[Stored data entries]
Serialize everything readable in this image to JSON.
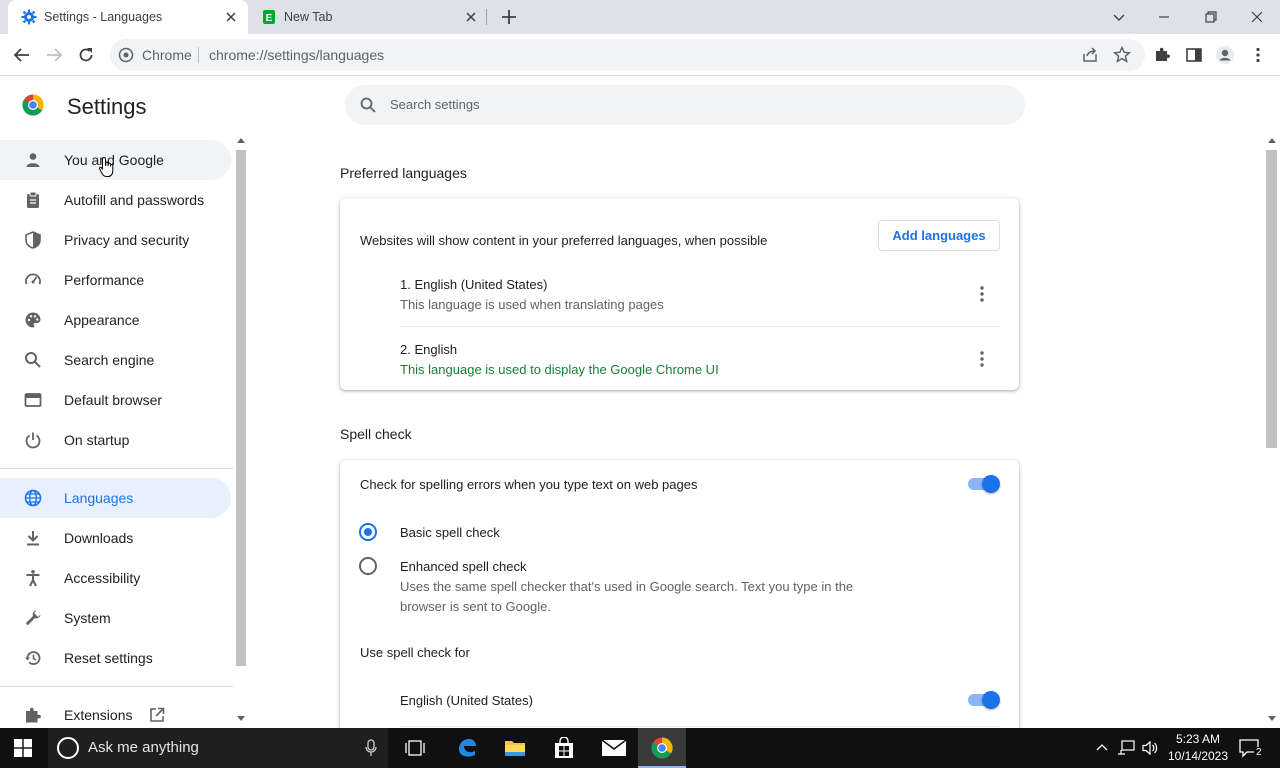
{
  "browser": {
    "tabs": [
      {
        "title": "Settings - Languages",
        "favicon": "gear-icon",
        "active": true
      },
      {
        "title": "New Tab",
        "favicon": "evernote-icon",
        "active": false
      }
    ],
    "omnibox": {
      "chip": "Chrome",
      "url": "chrome://settings/languages"
    }
  },
  "settings": {
    "title": "Settings",
    "search_placeholder": "Search settings",
    "nav": [
      {
        "label": "You and Google",
        "icon": "person-icon"
      },
      {
        "label": "Autofill and passwords",
        "icon": "clipboard-icon"
      },
      {
        "label": "Privacy and security",
        "icon": "shield-icon"
      },
      {
        "label": "Performance",
        "icon": "speedometer-icon"
      },
      {
        "label": "Appearance",
        "icon": "palette-icon"
      },
      {
        "label": "Search engine",
        "icon": "search-icon"
      },
      {
        "label": "Default browser",
        "icon": "browser-window-icon"
      },
      {
        "label": "On startup",
        "icon": "power-icon"
      },
      {
        "label": "Languages",
        "icon": "globe-icon"
      },
      {
        "label": "Downloads",
        "icon": "download-icon"
      },
      {
        "label": "Accessibility",
        "icon": "accessibility-icon"
      },
      {
        "label": "System",
        "icon": "wrench-icon"
      },
      {
        "label": "Reset settings",
        "icon": "history-icon"
      },
      {
        "label": "Extensions",
        "icon": "puzzle-icon"
      }
    ],
    "preferred_languages": {
      "title": "Preferred languages",
      "description": "Websites will show content in your preferred languages, when possible",
      "add_button": "Add languages",
      "languages": [
        {
          "name": "1. English (United States)",
          "note": "This language is used when translating pages"
        },
        {
          "name": "2. English",
          "note": "This language is used to display the Google Chrome UI"
        }
      ]
    },
    "spell_check": {
      "title": "Spell check",
      "toggle_label": "Check for spelling errors when you type text on web pages",
      "toggle_on": true,
      "basic_label": "Basic spell check",
      "enhanced_label": "Enhanced spell check",
      "enhanced_desc_line1": "Uses the same spell checker that's used in Google search. Text you type in the",
      "enhanced_desc_line2": "browser is sent to Google.",
      "selected": "basic",
      "use_for_label": "Use spell check for",
      "use_for": [
        {
          "language": "English (United States)",
          "enabled": true
        }
      ]
    }
  },
  "taskbar": {
    "search_placeholder": "Ask me anything",
    "time": "5:23 AM",
    "date": "10/14/2023",
    "notification_count": "2"
  },
  "colors": {
    "accent": "#1a73e8",
    "green_note": "#188038",
    "selected_nav_bg": "#e8f0fe"
  }
}
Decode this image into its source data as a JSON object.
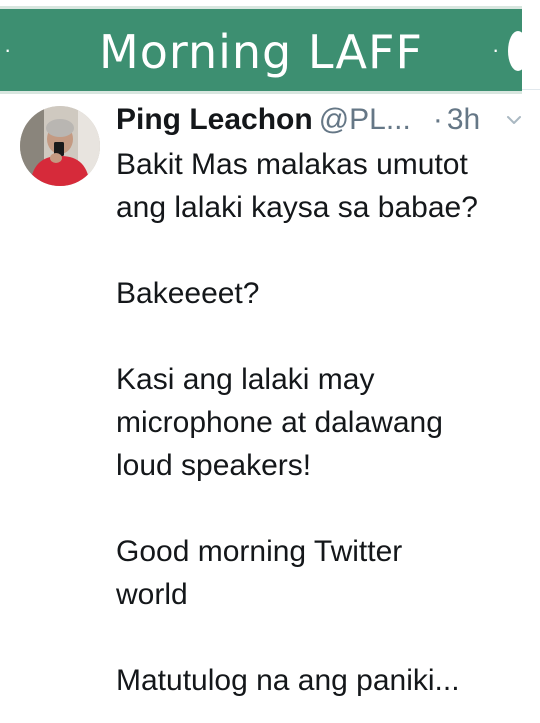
{
  "banner": {
    "title": "Morning LAFF",
    "ornament_left": "·",
    "ornament_right": "·",
    "background_color": "#3d8f71"
  },
  "tweet": {
    "author": {
      "display_name": "Ping Leachon",
      "handle": "@PL...",
      "avatar_icon": "profile-photo"
    },
    "separator": "·",
    "timestamp": "3h",
    "menu_icon": "chevron-down-icon",
    "paragraphs": [
      [
        "Bakit Mas malakas umutot",
        "ang lalaki kaysa sa babae?"
      ],
      [
        "Bakeeeet?"
      ],
      [
        "Kasi ang lalaki may",
        "microphone at dalawang",
        "loud speakers!"
      ],
      [
        "Good morning Twitter",
        "world"
      ],
      [
        "Matutulog na ang paniki..."
      ]
    ]
  }
}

Description of the task:
Print every record above exactly as written, leaving out the pictures.

Response below:
Serialize everything readable in this image to JSON.
{
  "browser": {
    "tabs": [
      {
        "title": "Settings - Languages",
        "favicon": "gear-icon",
        "active": true
      },
      {
        "title": "New Tab",
        "favicon": "evernote-icon",
        "active": false
      }
    ],
    "omnibox": {
      "chip": "Chrome",
      "url": "chrome://settings/languages"
    }
  },
  "settings": {
    "title": "Settings",
    "search_placeholder": "Search settings",
    "nav": [
      {
        "label": "You and Google",
        "icon": "person-icon"
      },
      {
        "label": "Autofill and passwords",
        "icon": "clipboard-icon"
      },
      {
        "label": "Privacy and security",
        "icon": "shield-icon"
      },
      {
        "label": "Performance",
        "icon": "speedometer-icon"
      },
      {
        "label": "Appearance",
        "icon": "palette-icon"
      },
      {
        "label": "Search engine",
        "icon": "search-icon"
      },
      {
        "label": "Default browser",
        "icon": "browser-window-icon"
      },
      {
        "label": "On startup",
        "icon": "power-icon"
      },
      {
        "label": "Languages",
        "icon": "globe-icon"
      },
      {
        "label": "Downloads",
        "icon": "download-icon"
      },
      {
        "label": "Accessibility",
        "icon": "accessibility-icon"
      },
      {
        "label": "System",
        "icon": "wrench-icon"
      },
      {
        "label": "Reset settings",
        "icon": "history-icon"
      },
      {
        "label": "Extensions",
        "icon": "puzzle-icon"
      }
    ],
    "preferred_languages": {
      "title": "Preferred languages",
      "description": "Websites will show content in your preferred languages, when possible",
      "add_button": "Add languages",
      "languages": [
        {
          "name": "1. English (United States)",
          "note": "This language is used when translating pages"
        },
        {
          "name": "2. English",
          "note": "This language is used to display the Google Chrome UI"
        }
      ]
    },
    "spell_check": {
      "title": "Spell check",
      "toggle_label": "Check for spelling errors when you type text on web pages",
      "toggle_on": true,
      "basic_label": "Basic spell check",
      "enhanced_label": "Enhanced spell check",
      "enhanced_desc_line1": "Uses the same spell checker that's used in Google search. Text you type in the",
      "enhanced_desc_line2": "browser is sent to Google.",
      "selected": "basic",
      "use_for_label": "Use spell check for",
      "use_for": [
        {
          "language": "English (United States)",
          "enabled": true
        }
      ]
    }
  },
  "taskbar": {
    "search_placeholder": "Ask me anything",
    "time": "5:23 AM",
    "date": "10/14/2023",
    "notification_count": "2"
  },
  "colors": {
    "accent": "#1a73e8",
    "green_note": "#188038",
    "selected_nav_bg": "#e8f0fe"
  }
}
Decode this image into its source data as a JSON object.
{
  "banner": {
    "title": "Morning LAFF",
    "ornament_left": "·",
    "ornament_right": "·",
    "background_color": "#3d8f71"
  },
  "tweet": {
    "author": {
      "display_name": "Ping Leachon",
      "handle": "@PL...",
      "avatar_icon": "profile-photo"
    },
    "separator": "·",
    "timestamp": "3h",
    "menu_icon": "chevron-down-icon",
    "paragraphs": [
      [
        "Bakit Mas malakas umutot",
        "ang lalaki kaysa sa babae?"
      ],
      [
        "Bakeeeet?"
      ],
      [
        "Kasi ang lalaki may",
        "microphone at dalawang",
        "loud speakers!"
      ],
      [
        "Good morning Twitter",
        "world"
      ],
      [
        "Matutulog na ang paniki..."
      ]
    ]
  }
}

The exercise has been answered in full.